◆ Trecho da página
Problemas de riscos políticos levaram não raro a conflitos e ameaças de segurança de suprimento ao longo da vida útil desses ativos. Nossas relações comerciais com a Argentina também trazem exemplos de riscos políticos que comprometem o retorno dos investimentos. Esse é o caso das duas interconexões elétricas Garabi I e II. Trata-se de duas estações conversoras de frequência de 50/60 Hz, que contam com capacidade total de 2200 MW, divididas em blocos de 550 MW, mais 740 km de linhas de transmissão. Foram implantadas na premissa de que a geração termelétrica a partir do gás argentino adicionaria garantia física ao sistema elétrico brasileiro.

Dificuldades no fornecimento de gás da Argentina comprometeram a capacidade de lastrear os contratos de importação e exportação de energia elétrica. Como resultado, essas infraestruturas de intercâmbio sofreram redução de garantia física – na prática, um write-off.  Ao longo do tempo, as instalações voltaram a se tornar necessárias, principalmente para o enfrentamento de crises internas. Para garantir sua disponibilidade ao sistema elétrico, a partir de 2011 a remuneração dos serviços foi estruturada de modo a integrar a base de ativos de transmissão do grid. Essa solução regulatória permitiu repasse de custos para o consumidor de eletricidade no Brasil, que nem percebeu. Mas paga a conta. E nem o investidor se beneficiou tanto assim, pois essa incerteza tem consequências.

◆ Amostras de dados

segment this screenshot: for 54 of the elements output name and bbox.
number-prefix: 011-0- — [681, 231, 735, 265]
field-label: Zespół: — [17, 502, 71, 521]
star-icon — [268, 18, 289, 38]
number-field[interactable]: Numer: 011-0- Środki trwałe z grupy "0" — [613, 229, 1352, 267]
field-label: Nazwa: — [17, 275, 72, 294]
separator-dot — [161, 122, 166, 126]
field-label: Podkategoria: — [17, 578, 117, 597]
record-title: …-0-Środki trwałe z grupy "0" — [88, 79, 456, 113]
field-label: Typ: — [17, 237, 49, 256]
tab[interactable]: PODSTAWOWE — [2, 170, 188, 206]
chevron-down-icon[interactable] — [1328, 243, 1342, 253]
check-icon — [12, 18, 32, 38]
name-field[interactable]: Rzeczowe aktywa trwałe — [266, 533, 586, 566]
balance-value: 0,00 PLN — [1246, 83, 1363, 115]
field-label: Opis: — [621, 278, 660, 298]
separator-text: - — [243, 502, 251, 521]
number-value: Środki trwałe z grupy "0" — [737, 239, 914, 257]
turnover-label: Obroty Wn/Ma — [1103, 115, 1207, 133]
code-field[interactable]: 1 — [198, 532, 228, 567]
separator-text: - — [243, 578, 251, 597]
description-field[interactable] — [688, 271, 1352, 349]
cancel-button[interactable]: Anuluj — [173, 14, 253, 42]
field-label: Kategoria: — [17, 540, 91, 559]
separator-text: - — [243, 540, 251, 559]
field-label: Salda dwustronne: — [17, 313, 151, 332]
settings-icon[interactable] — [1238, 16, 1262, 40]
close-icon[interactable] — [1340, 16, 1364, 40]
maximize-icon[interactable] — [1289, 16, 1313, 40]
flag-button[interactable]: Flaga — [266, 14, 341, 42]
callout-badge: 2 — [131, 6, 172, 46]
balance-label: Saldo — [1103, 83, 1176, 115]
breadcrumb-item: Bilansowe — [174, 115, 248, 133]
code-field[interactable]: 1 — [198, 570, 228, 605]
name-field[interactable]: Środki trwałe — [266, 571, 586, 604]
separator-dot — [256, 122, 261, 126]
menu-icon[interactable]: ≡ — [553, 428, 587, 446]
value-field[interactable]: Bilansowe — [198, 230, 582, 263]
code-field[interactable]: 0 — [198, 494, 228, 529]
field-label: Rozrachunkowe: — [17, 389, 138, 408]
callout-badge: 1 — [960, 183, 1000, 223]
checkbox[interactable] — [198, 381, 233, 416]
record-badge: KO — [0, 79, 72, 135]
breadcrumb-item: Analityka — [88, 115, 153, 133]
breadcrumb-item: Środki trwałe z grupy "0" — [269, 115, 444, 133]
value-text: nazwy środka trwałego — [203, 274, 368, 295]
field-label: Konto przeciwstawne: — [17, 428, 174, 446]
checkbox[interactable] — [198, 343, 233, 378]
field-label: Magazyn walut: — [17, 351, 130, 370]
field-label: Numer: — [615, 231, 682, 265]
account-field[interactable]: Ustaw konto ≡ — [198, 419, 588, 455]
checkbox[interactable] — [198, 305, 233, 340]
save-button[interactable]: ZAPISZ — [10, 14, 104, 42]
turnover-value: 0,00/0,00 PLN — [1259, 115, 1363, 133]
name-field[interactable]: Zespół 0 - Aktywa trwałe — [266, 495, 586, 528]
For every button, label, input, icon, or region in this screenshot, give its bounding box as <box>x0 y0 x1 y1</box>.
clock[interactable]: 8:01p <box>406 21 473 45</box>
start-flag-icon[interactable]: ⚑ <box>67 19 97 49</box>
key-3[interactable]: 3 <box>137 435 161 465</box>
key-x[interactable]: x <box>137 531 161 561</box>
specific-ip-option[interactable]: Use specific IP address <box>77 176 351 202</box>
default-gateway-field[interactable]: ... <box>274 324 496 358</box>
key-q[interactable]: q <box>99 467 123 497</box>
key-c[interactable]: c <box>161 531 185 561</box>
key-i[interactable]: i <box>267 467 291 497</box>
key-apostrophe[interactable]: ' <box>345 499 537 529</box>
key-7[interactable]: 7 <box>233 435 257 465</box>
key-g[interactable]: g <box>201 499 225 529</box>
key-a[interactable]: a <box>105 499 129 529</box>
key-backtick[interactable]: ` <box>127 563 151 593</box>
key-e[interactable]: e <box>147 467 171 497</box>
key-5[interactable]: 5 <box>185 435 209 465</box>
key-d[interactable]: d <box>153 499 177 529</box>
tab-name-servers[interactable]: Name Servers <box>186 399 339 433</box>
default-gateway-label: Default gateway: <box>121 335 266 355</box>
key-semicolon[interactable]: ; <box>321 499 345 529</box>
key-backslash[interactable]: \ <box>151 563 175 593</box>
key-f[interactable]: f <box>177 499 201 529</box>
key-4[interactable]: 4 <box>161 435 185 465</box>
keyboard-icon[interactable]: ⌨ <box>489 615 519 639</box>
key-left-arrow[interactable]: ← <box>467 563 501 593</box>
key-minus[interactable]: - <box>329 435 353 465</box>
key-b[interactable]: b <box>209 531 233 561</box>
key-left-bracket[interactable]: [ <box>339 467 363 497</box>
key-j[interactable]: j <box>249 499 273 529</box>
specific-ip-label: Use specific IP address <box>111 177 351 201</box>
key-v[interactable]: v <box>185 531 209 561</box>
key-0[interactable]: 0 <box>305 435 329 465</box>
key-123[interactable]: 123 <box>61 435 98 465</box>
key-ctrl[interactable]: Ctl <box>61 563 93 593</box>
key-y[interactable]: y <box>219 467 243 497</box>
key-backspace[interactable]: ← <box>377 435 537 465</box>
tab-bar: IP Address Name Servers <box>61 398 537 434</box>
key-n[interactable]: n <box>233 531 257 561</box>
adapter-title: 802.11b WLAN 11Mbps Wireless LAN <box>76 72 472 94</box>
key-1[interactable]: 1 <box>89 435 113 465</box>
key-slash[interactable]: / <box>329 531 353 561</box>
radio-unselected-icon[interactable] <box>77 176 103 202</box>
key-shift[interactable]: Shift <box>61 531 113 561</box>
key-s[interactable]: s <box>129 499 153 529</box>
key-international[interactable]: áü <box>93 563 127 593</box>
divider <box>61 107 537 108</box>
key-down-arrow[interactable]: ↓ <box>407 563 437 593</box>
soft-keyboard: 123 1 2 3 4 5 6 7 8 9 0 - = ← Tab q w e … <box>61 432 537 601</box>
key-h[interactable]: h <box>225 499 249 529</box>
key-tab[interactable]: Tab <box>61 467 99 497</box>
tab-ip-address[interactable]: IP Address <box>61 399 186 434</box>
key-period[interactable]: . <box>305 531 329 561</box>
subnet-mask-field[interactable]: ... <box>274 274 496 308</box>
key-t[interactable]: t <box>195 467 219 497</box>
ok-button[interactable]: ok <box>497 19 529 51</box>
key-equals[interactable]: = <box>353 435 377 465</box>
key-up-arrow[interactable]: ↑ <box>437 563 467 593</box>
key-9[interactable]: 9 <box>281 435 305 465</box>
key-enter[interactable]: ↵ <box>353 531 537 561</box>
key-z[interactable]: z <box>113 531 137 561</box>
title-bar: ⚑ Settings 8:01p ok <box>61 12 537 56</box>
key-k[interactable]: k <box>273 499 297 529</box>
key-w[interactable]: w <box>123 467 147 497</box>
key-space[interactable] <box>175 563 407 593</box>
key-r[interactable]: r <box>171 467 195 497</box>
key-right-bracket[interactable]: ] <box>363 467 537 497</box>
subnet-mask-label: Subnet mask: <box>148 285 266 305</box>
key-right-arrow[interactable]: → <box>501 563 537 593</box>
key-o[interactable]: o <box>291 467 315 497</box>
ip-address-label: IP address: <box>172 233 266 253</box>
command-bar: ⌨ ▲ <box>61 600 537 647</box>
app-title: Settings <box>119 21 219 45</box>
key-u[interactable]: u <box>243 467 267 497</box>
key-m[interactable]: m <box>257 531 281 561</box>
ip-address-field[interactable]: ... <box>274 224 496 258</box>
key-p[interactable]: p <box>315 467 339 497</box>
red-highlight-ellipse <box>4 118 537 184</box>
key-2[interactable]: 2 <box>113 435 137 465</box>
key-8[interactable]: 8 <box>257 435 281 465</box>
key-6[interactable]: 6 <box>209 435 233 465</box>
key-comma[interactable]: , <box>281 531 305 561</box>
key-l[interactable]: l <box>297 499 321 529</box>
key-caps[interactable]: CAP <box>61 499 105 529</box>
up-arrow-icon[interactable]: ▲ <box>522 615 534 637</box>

◆ Questões de estudo
a. Liste todas as medidas técnicas acompanhadas de unidade (Hz, MW ou km) que aparecem no trecho sobre as interconexões Garabi.
b. Dê sequência ao trecho sobre as interconexões Garabi, começando logo depois da última frase.

◆ Respostas
a. As medidas são 50/60 Hz, 2200 MW, 550 MW e 740 km.

b.
O prazo da concessão desses ativos expirou em junho de 2020 (Garabi I) e julho de 2022 (Garabi II), com o fim dos contratos. Para garantir a continuidade, o Ministério de Minas e Energia designou a concessionária Enel CIEN como operadora. A falta de decisão comprometia – quase inviabilizava – a realização dos “investimentos adicionais necessários à manutenção das condições operativas dos ativos no curto e no longo prazo.” O desfecho se deu recentemente, com o leilão de transmissão realizado em dezembro último. A Taesa venceu a disputa e parte da receita destina-se a indenizar a antiga concessionária (R$ 885,9 milhões).

O caso das conversoras de frequência Garabi I e II evidencia problemas atuais e sinaliza preocupações futuras. E que também aparecem na relação com a Bolívia. Neste caso, a falta de investimentos compromete não apenas fornecimento atual, mas principalmente as perspectivas do porvir. As projeções são de que o país andino passe de exportador a importador de gás natural.

Para além dos riscos políticos, a transição energética coloca riscos adicionais para a remuneração dos investimentos em óleo e gás, principalmente para infraestruturas como novos gasodutos de grande porte. Os chamados riscos de transição comprometem a capacidade desses ativos remunerarem investimentos, dando origem a stranded costs. No caso, o stranding representa a queda nas expectativas futuras de lucros a partir do capital investido como resultado de mudança de política e/ou mudança tecnológica.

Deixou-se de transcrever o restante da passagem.